→ **What the task requires**:
In the records, each line holding "guide" must be reported.

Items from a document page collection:
★ ★ ★ ★ ★

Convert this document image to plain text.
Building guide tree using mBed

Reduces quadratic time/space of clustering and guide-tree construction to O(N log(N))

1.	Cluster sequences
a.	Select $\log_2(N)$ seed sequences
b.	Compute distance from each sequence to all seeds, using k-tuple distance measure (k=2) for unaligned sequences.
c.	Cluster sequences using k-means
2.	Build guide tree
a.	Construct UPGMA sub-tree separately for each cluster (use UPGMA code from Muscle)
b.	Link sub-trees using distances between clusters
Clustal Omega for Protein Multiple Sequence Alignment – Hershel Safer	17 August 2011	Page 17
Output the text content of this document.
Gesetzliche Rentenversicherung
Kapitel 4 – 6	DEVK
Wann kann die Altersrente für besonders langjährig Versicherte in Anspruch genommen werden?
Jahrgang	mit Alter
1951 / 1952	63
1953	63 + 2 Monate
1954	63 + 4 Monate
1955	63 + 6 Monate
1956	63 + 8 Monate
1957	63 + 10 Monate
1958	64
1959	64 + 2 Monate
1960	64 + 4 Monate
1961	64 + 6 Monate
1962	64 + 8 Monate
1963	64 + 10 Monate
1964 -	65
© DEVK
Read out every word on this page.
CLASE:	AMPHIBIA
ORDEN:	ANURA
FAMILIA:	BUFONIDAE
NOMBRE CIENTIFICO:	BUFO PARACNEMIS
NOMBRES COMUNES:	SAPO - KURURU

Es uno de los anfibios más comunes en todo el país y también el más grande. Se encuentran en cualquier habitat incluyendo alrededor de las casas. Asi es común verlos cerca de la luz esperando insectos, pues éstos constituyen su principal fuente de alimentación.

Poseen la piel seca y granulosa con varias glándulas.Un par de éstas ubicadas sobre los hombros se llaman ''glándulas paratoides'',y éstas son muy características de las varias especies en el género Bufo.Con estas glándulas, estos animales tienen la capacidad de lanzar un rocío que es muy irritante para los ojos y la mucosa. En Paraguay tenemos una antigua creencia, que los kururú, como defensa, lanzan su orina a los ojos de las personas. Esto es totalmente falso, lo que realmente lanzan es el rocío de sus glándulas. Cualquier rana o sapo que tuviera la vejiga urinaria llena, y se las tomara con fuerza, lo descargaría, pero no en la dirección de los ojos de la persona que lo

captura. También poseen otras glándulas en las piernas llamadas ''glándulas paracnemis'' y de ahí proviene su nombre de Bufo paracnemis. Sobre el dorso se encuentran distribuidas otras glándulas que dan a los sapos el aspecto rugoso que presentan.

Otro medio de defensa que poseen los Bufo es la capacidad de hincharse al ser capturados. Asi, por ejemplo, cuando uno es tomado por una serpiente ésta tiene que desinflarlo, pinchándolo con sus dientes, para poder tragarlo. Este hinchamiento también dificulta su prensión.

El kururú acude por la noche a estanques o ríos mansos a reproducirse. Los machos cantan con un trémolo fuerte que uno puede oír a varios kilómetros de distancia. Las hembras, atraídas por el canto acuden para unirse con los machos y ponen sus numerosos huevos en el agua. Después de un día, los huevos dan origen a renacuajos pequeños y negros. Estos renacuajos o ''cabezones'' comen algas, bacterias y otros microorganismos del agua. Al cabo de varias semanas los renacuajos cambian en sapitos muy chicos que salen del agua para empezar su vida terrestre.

★ ★ ★ ★ ★

→ **The answer**:
Building guide tree using mBed
Reduces quadratic time/space of clustering and guide-tree construction to O(N log(N))
2.	Build guide tree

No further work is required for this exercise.